━━━ WYBRANY FRAGMENT

Wkurzyła mnie trochę ta finałowa scena w kościele, bo nie jestem wierzący i serial raczej też nie miał jakichś znamion chrześcijaństwa ale obejrzyjcie sobie ostatnią rozmowę Jacka z ojcem w zakrystii przy trumnie. Są tam przedmioty i symbole nawiązujące do wszystkich największych religii tego świata. Obrazek na ścianie Brahmy Wisznu bądź Śiwy (nie chce mi się wnikać, Hinduizm ogólnie), figurka Buddy, Menora, czyli ta świeca siedmioramienna z Judaizmu, krzyże itd itp. A rozmowa Jacka i Christiana toczy się na tle pięknego witrażu... :) na którym jest nawet symbol Yin i Yang. Także to wszystko dowodzi że twórcy serialu nie byli zagorzałymi katolami w moherowych beretach i nie wcisnęli chrześcijańskiego zakończenia, ufff... :)
Polecam obejrzeć tą scenę i zwrócić uwagę na symbole w tle. Dla tych którym nie chce się szukać:
https://www.youtube.com/watch?v=f6DC1wQT1rw

ocenił(a) serial na 8
hazy_1

Przecież chodziło o to, że Jacob nigdy nikomu nie mówił jak należy postąpić. Richard mógł słuchać Bena, bo ten powiedział, że Jacob przez niego przemawia, ale to nie znaczyło, że słuchał go naprawdę, bo jak okazuje się na końcu Richard wiedział niewiele więcej niż cała reszta.

━━━━━━
━━━ WYMIENIONE WPISY

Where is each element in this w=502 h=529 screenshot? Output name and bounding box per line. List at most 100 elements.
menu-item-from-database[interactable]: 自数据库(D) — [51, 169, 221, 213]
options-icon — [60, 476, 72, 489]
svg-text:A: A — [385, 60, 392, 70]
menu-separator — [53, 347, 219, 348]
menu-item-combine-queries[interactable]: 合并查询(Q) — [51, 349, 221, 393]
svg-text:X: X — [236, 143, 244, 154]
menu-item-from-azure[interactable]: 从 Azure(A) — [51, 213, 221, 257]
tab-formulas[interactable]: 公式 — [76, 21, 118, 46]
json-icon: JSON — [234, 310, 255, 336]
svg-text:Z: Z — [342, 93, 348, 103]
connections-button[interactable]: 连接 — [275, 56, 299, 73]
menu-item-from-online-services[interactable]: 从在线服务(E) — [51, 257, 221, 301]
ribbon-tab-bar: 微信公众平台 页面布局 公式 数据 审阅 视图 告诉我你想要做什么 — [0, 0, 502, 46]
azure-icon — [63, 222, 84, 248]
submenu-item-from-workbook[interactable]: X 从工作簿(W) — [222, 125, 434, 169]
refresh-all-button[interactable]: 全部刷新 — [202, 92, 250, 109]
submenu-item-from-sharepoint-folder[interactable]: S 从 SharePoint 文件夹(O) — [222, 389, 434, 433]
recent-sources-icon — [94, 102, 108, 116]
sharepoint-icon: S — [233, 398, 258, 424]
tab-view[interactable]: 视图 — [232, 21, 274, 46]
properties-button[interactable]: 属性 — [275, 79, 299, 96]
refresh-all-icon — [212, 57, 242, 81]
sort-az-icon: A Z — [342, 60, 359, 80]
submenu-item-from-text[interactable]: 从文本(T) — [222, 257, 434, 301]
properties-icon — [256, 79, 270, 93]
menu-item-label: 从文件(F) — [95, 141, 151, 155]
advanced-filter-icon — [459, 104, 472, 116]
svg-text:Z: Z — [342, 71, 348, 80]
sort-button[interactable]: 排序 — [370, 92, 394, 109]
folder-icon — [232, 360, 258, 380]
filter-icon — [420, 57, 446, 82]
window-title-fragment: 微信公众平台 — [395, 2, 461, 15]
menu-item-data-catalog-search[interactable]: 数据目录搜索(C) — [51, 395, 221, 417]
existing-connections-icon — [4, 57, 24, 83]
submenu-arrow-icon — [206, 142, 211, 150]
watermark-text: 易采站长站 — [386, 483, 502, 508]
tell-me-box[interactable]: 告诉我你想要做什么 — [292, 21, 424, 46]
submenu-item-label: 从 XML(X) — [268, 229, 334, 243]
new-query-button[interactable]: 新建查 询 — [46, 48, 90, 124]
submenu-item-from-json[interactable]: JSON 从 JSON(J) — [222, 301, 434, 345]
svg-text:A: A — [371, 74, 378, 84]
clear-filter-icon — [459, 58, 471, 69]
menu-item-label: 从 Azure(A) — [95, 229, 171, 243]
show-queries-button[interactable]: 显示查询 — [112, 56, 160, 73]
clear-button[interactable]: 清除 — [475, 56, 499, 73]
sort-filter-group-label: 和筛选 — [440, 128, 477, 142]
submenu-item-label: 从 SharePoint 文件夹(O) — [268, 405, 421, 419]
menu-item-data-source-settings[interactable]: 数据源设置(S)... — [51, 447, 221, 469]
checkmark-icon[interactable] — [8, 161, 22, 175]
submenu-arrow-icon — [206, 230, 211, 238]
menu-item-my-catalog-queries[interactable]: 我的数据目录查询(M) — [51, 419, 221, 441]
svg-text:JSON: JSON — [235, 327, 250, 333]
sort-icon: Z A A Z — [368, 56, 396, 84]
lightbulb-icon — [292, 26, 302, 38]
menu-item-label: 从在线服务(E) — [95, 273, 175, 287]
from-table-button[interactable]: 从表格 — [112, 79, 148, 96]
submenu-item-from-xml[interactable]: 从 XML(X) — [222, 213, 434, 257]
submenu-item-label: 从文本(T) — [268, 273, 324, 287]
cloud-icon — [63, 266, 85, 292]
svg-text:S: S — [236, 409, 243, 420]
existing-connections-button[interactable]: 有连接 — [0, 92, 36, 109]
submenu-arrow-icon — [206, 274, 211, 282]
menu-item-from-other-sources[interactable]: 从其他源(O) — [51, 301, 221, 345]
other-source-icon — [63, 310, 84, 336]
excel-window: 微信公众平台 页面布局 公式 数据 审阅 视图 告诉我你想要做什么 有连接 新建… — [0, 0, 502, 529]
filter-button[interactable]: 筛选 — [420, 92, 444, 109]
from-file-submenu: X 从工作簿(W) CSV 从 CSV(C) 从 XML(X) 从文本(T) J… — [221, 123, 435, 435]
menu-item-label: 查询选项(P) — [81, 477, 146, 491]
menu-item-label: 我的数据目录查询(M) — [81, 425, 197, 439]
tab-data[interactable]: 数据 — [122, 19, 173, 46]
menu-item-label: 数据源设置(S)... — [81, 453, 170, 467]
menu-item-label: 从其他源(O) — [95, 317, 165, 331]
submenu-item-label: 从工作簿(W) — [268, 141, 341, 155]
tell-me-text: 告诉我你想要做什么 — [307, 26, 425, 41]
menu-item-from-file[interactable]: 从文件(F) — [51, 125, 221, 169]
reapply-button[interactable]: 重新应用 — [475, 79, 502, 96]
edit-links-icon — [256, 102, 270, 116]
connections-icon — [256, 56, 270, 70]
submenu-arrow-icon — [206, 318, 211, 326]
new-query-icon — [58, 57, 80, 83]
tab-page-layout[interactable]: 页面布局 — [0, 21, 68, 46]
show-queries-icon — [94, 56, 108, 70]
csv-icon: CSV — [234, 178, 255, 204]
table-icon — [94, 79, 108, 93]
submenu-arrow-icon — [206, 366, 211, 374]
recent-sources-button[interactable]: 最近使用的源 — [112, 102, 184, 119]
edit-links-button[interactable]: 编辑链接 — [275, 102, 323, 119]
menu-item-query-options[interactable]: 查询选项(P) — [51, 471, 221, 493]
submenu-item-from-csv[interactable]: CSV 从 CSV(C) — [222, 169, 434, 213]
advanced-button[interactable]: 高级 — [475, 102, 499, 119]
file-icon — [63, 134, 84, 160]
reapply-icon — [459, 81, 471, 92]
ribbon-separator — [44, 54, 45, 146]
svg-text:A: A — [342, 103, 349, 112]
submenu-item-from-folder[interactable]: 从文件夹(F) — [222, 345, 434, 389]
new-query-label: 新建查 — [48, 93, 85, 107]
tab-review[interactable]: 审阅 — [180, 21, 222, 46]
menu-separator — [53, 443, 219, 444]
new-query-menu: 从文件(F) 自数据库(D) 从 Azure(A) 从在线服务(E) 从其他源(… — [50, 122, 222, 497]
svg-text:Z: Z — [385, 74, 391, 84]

━━━━━━

**INSTRUKCJE I WYMAGANIA**
Przepisz bez zmian część wybranego fragmentu, zaczynając od słów „Polecam obejrzeć tą” i kończąc na słowach „niż cała reszta.” włącznie.

**ODPOWIEDŹ NA ZADANIE**
Polecam obejrzeć tą scenę i zwrócić uwagę na symbole w tle. Dla tych którym nie chce się szukać:
https://www.youtube.com/watch?v=f6DC1wQT1rw

ocenił(a) serial na 8
hazy_1

Przecież chodziło o to, że Jacob nigdy nikomu nie mówił jak należy postąpić. Richard mógł słuchać Bena, bo ten powiedział, że Jacob przez niego przemawia, ale to nie znaczyło, że słuchał go naprawdę, bo jak okazuje się na końcu Richard wiedział niewiele więcej niż cała reszta.